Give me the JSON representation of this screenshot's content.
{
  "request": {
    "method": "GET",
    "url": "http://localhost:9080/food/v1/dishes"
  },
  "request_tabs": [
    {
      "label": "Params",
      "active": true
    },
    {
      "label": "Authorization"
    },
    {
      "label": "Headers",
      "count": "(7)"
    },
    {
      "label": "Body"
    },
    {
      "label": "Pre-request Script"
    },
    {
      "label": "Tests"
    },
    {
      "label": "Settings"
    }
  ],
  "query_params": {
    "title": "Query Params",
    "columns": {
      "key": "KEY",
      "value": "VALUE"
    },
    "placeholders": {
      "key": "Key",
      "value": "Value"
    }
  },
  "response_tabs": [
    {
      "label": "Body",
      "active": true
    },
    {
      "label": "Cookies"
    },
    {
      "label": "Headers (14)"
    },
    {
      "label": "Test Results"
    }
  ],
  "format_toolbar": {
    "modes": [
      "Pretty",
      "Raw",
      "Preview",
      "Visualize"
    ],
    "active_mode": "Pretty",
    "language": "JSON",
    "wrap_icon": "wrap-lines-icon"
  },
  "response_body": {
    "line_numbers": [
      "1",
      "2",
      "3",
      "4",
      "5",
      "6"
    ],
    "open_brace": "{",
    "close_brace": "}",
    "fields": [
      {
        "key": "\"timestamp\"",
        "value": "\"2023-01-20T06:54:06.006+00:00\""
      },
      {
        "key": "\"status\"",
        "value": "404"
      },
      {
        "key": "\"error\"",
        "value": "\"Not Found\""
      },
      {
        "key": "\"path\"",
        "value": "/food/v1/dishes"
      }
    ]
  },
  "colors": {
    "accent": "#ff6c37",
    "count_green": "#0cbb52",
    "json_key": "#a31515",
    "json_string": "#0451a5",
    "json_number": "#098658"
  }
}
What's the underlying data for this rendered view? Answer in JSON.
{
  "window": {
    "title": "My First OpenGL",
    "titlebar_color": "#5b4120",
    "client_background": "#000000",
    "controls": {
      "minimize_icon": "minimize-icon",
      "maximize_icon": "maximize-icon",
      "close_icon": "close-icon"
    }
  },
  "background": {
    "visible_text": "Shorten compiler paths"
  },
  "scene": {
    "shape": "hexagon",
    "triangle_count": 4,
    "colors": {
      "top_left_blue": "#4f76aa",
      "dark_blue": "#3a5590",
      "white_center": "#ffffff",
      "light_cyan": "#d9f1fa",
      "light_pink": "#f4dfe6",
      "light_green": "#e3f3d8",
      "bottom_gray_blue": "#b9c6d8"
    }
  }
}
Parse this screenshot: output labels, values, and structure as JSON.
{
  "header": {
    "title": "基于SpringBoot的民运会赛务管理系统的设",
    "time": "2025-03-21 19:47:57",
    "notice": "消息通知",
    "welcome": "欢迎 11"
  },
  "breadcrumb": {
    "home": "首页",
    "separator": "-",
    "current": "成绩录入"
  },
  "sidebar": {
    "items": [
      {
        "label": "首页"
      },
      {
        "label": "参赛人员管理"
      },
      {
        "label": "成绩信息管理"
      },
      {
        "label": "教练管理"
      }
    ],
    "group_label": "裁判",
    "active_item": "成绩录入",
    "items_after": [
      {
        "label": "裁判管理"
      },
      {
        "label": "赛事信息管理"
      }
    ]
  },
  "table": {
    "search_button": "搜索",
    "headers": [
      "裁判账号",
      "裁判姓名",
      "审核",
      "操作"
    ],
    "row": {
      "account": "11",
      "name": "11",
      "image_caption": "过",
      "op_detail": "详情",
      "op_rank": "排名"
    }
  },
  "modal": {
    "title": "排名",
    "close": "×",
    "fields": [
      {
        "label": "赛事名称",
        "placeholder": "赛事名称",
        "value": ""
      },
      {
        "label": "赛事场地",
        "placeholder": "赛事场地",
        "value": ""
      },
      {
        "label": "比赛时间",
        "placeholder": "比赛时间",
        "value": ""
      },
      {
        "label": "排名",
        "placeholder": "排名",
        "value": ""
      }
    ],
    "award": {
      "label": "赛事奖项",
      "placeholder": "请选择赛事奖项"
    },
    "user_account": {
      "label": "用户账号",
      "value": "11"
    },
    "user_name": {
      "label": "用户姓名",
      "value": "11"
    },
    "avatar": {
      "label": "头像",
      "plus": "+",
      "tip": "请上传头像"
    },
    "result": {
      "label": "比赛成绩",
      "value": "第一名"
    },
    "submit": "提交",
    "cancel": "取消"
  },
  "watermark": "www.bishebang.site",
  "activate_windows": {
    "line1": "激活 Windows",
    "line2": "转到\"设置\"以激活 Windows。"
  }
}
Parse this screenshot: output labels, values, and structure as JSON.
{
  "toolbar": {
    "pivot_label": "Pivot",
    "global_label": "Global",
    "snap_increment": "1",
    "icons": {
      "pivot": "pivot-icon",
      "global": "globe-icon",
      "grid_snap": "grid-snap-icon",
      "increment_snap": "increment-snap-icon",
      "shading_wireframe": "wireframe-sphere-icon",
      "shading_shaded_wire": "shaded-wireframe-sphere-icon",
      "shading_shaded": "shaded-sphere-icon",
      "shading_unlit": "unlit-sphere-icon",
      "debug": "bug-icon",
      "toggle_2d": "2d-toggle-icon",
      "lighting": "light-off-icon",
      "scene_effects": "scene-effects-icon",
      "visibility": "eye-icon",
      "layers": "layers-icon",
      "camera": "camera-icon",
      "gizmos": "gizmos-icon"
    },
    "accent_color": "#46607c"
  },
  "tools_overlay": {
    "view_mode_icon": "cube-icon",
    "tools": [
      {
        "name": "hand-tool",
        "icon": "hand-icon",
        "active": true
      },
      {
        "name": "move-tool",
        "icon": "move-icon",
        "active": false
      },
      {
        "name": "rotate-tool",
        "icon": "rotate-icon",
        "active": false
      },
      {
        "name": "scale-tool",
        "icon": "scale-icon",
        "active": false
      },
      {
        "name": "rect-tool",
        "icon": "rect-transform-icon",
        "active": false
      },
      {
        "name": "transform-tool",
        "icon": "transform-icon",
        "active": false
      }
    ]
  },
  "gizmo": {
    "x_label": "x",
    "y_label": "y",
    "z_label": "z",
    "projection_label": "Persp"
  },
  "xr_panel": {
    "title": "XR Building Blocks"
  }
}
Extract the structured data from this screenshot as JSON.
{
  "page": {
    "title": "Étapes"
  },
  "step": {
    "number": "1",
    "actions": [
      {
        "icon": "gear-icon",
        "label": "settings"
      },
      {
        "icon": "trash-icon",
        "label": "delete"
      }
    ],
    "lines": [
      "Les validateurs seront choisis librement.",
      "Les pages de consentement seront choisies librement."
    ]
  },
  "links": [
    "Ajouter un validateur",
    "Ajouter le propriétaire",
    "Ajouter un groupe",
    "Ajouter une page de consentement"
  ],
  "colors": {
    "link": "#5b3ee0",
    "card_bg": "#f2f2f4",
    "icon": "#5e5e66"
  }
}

● SHORT EXERCISE:
Write the material out again word for word.

● WRITTEN ANSWER:
Give me the JSON representation of this screenshot's content.
{
  "request": {
    "method": "GET",
    "url": "http://localhost:9080/food/v1/dishes"
  },
  "request_tabs": [
    {
      "label": "Params",
      "active": true
    },
    {
      "label": "Authorization"
    },
    {
      "label": "Headers",
      "count": "(7)"
    },
    {
      "label": "Body"
    },
    {
      "label": "Pre-request Script"
    },
    {
      "label": "Tests"
    },
    {
      "label": "Settings"
    }
  ],
  "query_params": {
    "title": "Query Params",
    "columns": {
      "key": "KEY",
      "value": "VALUE"
    },
    "placeholders": {
      "key": "Key",
      "value": "Value"
    }
  },
  "response_tabs": [
    {
      "label": "Body",
      "active": true
    },
    {
      "label": "Cookies"
    },
    {
      "label": "Headers (14)"
    },
    {
      "label": "Test Results"
    }
  ],
  "format_toolbar": {
    "modes": [
      "Pretty",
      "Raw",
      "Preview",
      "Visualize"
    ],
    "active_mode": "Pretty",
    "language": "JSON",
    "wrap_icon": "wrap-lines-icon"
  },
  "response_body": {
    "line_numbers": [
      "1",
      "2",
      "3",
      "4",
      "5",
      "6"
    ],
    "open_brace": "{",
    "close_brace": "}",
    "fields": [
      {
        "key": "\"timestamp\"",
        "value": "\"2023-01-20T06:54:06.006+00:00\""
      },
      {
        "key": "\"status\"",
        "value": "404"
      },
      {
        "key": "\"error\"",
        "value": "\"Not Found\""
      },
      {
        "key": "\"path\"",
        "value": "/food/v1/dishes"
      }
    ]
  },
  "colors": {
    "accent": "#ff6c37",
    "count_green": "#0cbb52",
    "json_key": "#a31515",
    "json_string": "#0451a5",
    "json_number": "#098658"
  }
}
What's the underlying data for this rendered view? Answer in JSON.
{
  "window": {
    "title": "My First OpenGL",
    "titlebar_color": "#5b4120",
    "client_background": "#000000",
    "controls": {
      "minimize_icon": "minimize-icon",
      "maximize_icon": "maximize-icon",
      "close_icon": "close-icon"
    }
  },
  "background": {
    "visible_text": "Shorten compiler paths"
  },
  "scene": {
    "shape": "hexagon",
    "triangle_count": 4,
    "colors": {
      "top_left_blue": "#4f76aa",
      "dark_blue": "#3a5590",
      "white_center": "#ffffff",
      "light_cyan": "#d9f1fa",
      "light_pink": "#f4dfe6",
      "light_green": "#e3f3d8",
      "bottom_gray_blue": "#b9c6d8"
    }
  }
}
Parse this screenshot: output labels, values, and structure as JSON.
{
  "header": {
    "title": "基于SpringBoot的民运会赛务管理系统的设",
    "time": "2025-03-21 19:47:57",
    "notice": "消息通知",
    "welcome": "欢迎 11"
  },
  "breadcrumb": {
    "home": "首页",
    "separator": "-",
    "current": "成绩录入"
  },
  "sidebar": {
    "items": [
      {
        "label": "首页"
      },
      {
        "label": "参赛人员管理"
      },
      {
        "label": "成绩信息管理"
      },
      {
        "label": "教练管理"
      }
    ],
    "group_label": "裁判",
    "active_item": "成绩录入",
    "items_after": [
      {
        "label": "裁判管理"
      },
      {
        "label": "赛事信息管理"
      }
    ]
  },
  "table": {
    "search_button": "搜索",
    "headers": [
      "裁判账号",
      "裁判姓名",
      "审核",
      "操作"
    ],
    "row": {
      "account": "11",
      "name": "11",
      "image_caption": "过",
      "op_detail": "详情",
      "op_rank": "排名"
    }
  },
  "modal": {
    "title": "排名",
    "close": "×",
    "fields": [
      {
        "label": "赛事名称",
        "placeholder": "赛事名称",
        "value": ""
      },
      {
        "label": "赛事场地",
        "placeholder": "赛事场地",
        "value": ""
      },
      {
        "label": "比赛时间",
        "placeholder": "比赛时间",
        "value": ""
      },
      {
        "label": "排名",
        "placeholder": "排名",
        "value": ""
      }
    ],
    "award": {
      "label": "赛事奖项",
      "placeholder": "请选择赛事奖项"
    },
    "user_account": {
      "label": "用户账号",
      "value": "11"
    },
    "user_name": {
      "label": "用户姓名",
      "value": "11"
    },
    "avatar": {
      "label": "头像",
      "plus": "+",
      "tip": "请上传头像"
    },
    "result": {
      "label": "比赛成绩",
      "value": "第一名"
    },
    "submit": "提交",
    "cancel": "取消"
  },
  "watermark": "www.bishebang.site",
  "activate_windows": {
    "line1": "激活 Windows",
    "line2": "转到\"设置\"以激活 Windows。"
  }
}
Parse this screenshot: output labels, values, and structure as JSON.
{
  "toolbar": {
    "pivot_label": "Pivot",
    "global_label": "Global",
    "snap_increment": "1",
    "icons": {
      "pivot": "pivot-icon",
      "global": "globe-icon",
      "grid_snap": "grid-snap-icon",
      "increment_snap": "increment-snap-icon",
      "shading_wireframe": "wireframe-sphere-icon",
      "shading_shaded_wire": "shaded-wireframe-sphere-icon",
      "shading_shaded": "shaded-sphere-icon",
      "shading_unlit": "unlit-sphere-icon",
      "debug": "bug-icon",
      "toggle_2d": "2d-toggle-icon",
      "lighting": "light-off-icon",
      "scene_effects": "scene-effects-icon",
      "visibility": "eye-icon",
      "layers": "layers-icon",
      "camera": "camera-icon",
      "gizmos": "gizmos-icon"
    },
    "accent_color": "#46607c"
  },
  "tools_overlay": {
    "view_mode_icon": "cube-icon",
    "tools": [
      {
        "name": "hand-tool",
        "icon": "hand-icon",
        "active": true
      },
      {
        "name": "move-tool",
        "icon": "move-icon",
        "active": false
      },
      {
        "name": "rotate-tool",
        "icon": "rotate-icon",
        "active": false
      },
      {
        "name": "scale-tool",
        "icon": "scale-icon",
        "active": false
      },
      {
        "name": "rect-tool",
        "icon": "rect-transform-icon",
        "active": false
      },
      {
        "name": "transform-tool",
        "icon": "transform-icon",
        "active": false
      }
    ]
  },
  "gizmo": {
    "x_label": "x",
    "y_label": "y",
    "z_label": "z",
    "projection_label": "Persp"
  },
  "xr_panel": {
    "title": "XR Building Blocks"
  }
}
Extract the structured data from this screenshot as JSON.
{
  "page": {
    "title": "Étapes"
  },
  "step": {
    "number": "1",
    "actions": [
      {
        "icon": "gear-icon",
        "label": "settings"
      },
      {
        "icon": "trash-icon",
        "label": "delete"
      }
    ],
    "lines": [
      "Les validateurs seront choisis librement.",
      "Les pages de consentement seront choisies librement."
    ]
  },
  "links": [
    "Ajouter un validateur",
    "Ajouter le propriétaire",
    "Ajouter un groupe",
    "Ajouter une page de consentement"
  ],
  "colors": {
    "link": "#5b3ee0",
    "card_bg": "#f2f2f4",
    "icon": "#5e5e66"
  }
}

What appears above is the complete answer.